▶ **Brief**: All of the records below must be output exactly, with no pictures carried over.

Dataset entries
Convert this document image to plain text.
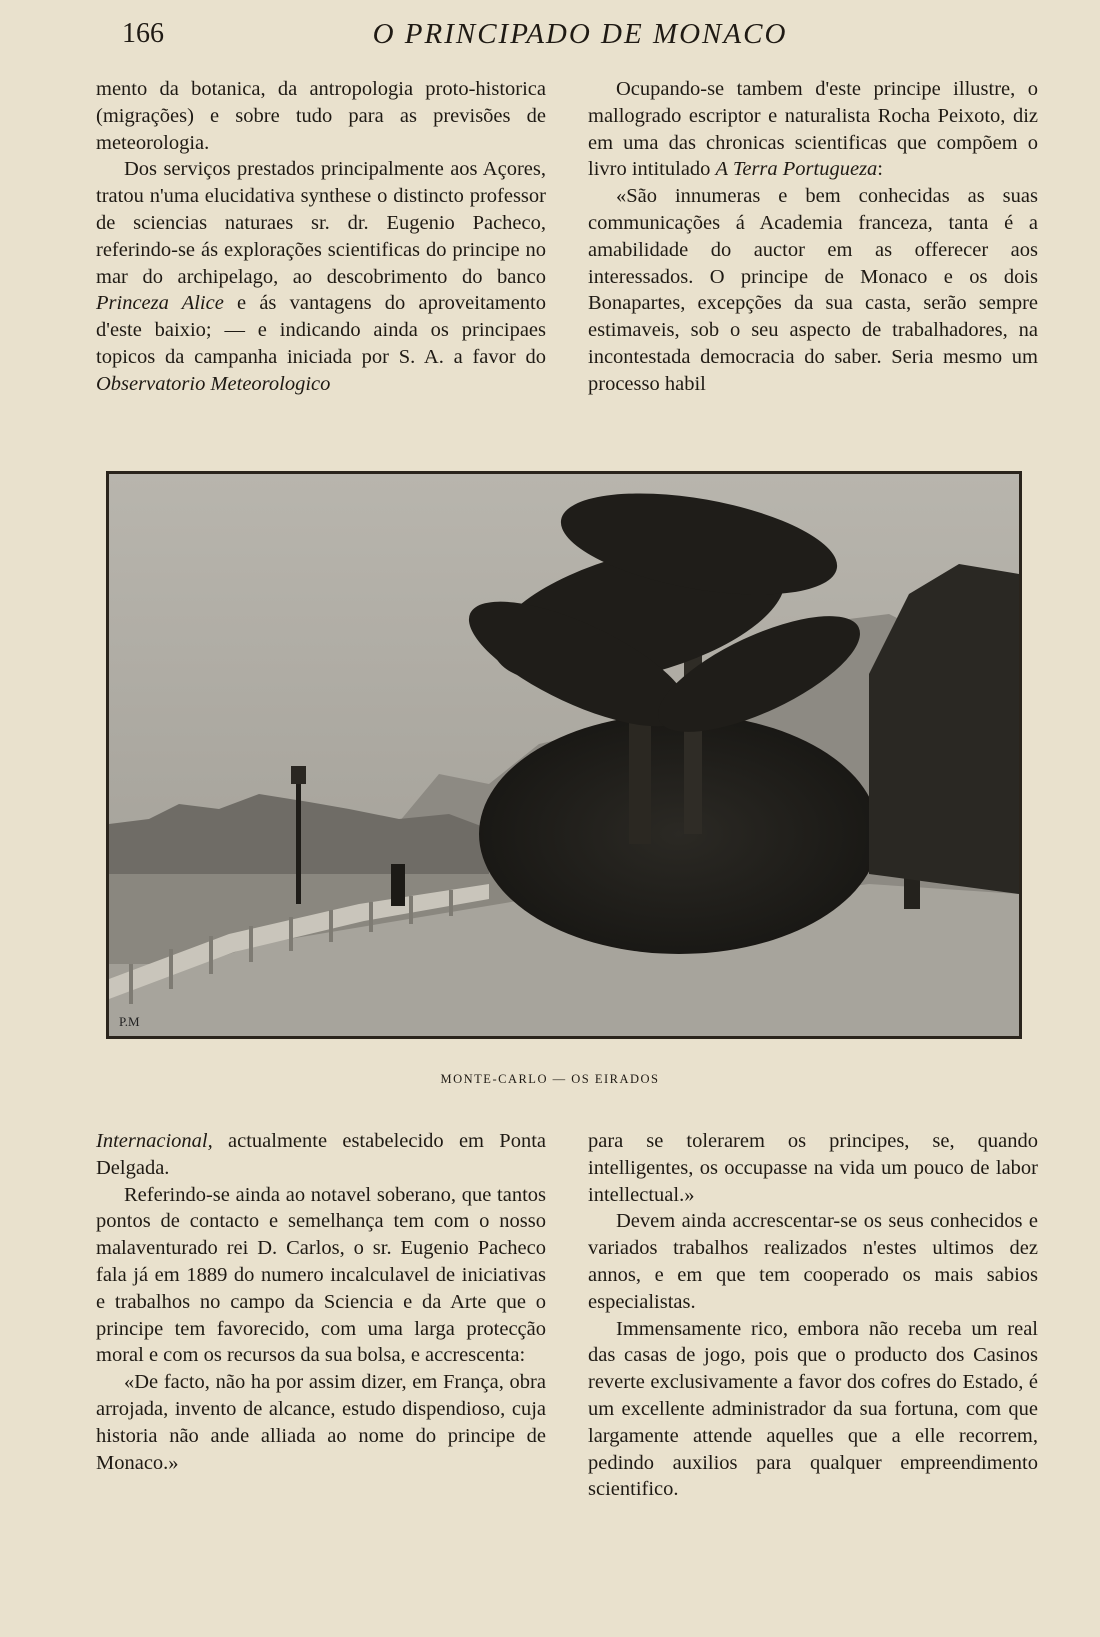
166	O PRINCIPADO DE MONACO

mento da botanica, da antropologia proto-historica (migrações) e sobre tudo para as previsões de meteorologia.

Dos serviços prestados principalmente aos Açores, tratou n'uma elucidativa synthese o distincto professor de sciencias naturaes sr. dr. Eugenio Pacheco, referindo-se ás explorações scientificas do principe no mar do archipelago, ao descobrimento do banco Princeza Alice e ás vantagens do aproveitamento d'este baixio; — e indicando ainda os principaes topicos da campanha iniciada por S. A. a favor do Observatorio Meteorologico

Ocupando-se tambem d'este principe illustre, o mallogrado escriptor e naturalista Rocha Peixoto, diz em uma das chronicas scientificas que compõem o livro intitulado A Terra Portugueza:

«São innumeras e bem conhecidas as suas communicações á Academia franceza, tanta é a amabilidade do auctor em as offerecer aos interessados. O principe de Monaco e os dois Bonapartes, excepções da sua casta, serão sempre estimaveis, sob o seu aspecto de trabalhadores, na incontestada democracia do saber. Seria mesmo um processo habil

P.M
MONTE-CARLO — OS EIRADOS

Internacional, actualmente estabelecido em Ponta Delgada.

Referindo-se ainda ao notavel soberano, que tantos pontos de contacto e semelhança tem com o nosso malaventurado rei D. Carlos, o sr. Eugenio Pacheco fala já em 1889 do numero incalculavel de iniciativas e trabalhos no campo da Sciencia e da Arte que o principe tem favorecido, com uma larga protecção moral e com os recursos da sua bolsa, e accrescenta:

«De facto, não ha por assim dizer, em França, obra arrojada, invento de alcance, estudo dispendioso, cuja historia não ande alliada ao nome do principe de Monaco.»

para se tolerarem os principes, se, quando intelligentes, os occupasse na vida um pouco de labor intellectual.»

Devem ainda accrescentar-se os seus conhecidos e variados trabalhos realizados n'estes ultimos dez annos, e em que tem cooperado os mais sabios especialistas.

Immensamente rico, embora não receba um real das casas de jogo, pois que o producto dos Casinos reverte exclusivamente a favor dos cofres do Estado, é um excellente administrador da sua fortuna, com que largamente attende aquelles que a elle recorrem, pedindo auxilios para qualquer empreendimento scientifico.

▶ **Response to this exercise**:
Convert this document image to plain text.
166	O PRINCIPADO DE MONACO

mento da botanica, da antropologia proto-historica (migrações) e sobre tudo para as previsões de meteorologia.

Dos serviços prestados principalmente aos Açores, tratou n'uma elucidativa synthese o distincto professor de sciencias naturaes sr. dr. Eugenio Pacheco, referindo-se ás explorações scientificas do principe no mar do archipelago, ao descobrimento do banco Princeza Alice e ás vantagens do aproveitamento d'este baixio; — e indicando ainda os principaes topicos da campanha iniciada por S. A. a favor do Observatorio Meteorologico

Ocupando-se tambem d'este principe illustre, o mallogrado escriptor e naturalista Rocha Peixoto, diz em uma das chronicas scientificas que compõem o livro intitulado A Terra Portugueza:

«São innumeras e bem conhecidas as suas communicações á Academia franceza, tanta é a amabilidade do auctor em as offerecer aos interessados. O principe de Monaco e os dois Bonapartes, excepções da sua casta, serão sempre estimaveis, sob o seu aspecto de trabalhadores, na incontestada democracia do saber. Seria mesmo um processo habil

P.M
MONTE-CARLO — OS EIRADOS

Internacional, actualmente estabelecido em Ponta Delgada.

Referindo-se ainda ao notavel soberano, que tantos pontos de contacto e semelhança tem com o nosso malaventurado rei D. Carlos, o sr. Eugenio Pacheco fala já em 1889 do numero incalculavel de iniciativas e trabalhos no campo da Sciencia e da Arte que o principe tem favorecido, com uma larga protecção moral e com os recursos da sua bolsa, e accrescenta:

«De facto, não ha por assim dizer, em França, obra arrojada, invento de alcance, estudo dispendioso, cuja historia não ande alliada ao nome do principe de Monaco.»

para se tolerarem os principes, se, quando intelligentes, os occupasse na vida um pouco de labor intellectual.»

Devem ainda accrescentar-se os seus conhecidos e variados trabalhos realizados n'estes ultimos dez annos, e em que tem cooperado os mais sabios especialistas.

Immensamente rico, embora não receba um real das casas de jogo, pois que o producto dos Casinos reverte exclusivamente a favor dos cofres do Estado, é um excellente administrador da sua fortuna, com que largamente attende aquelles que a elle recorrem, pedindo auxilios para qualquer empreendimento scientifico.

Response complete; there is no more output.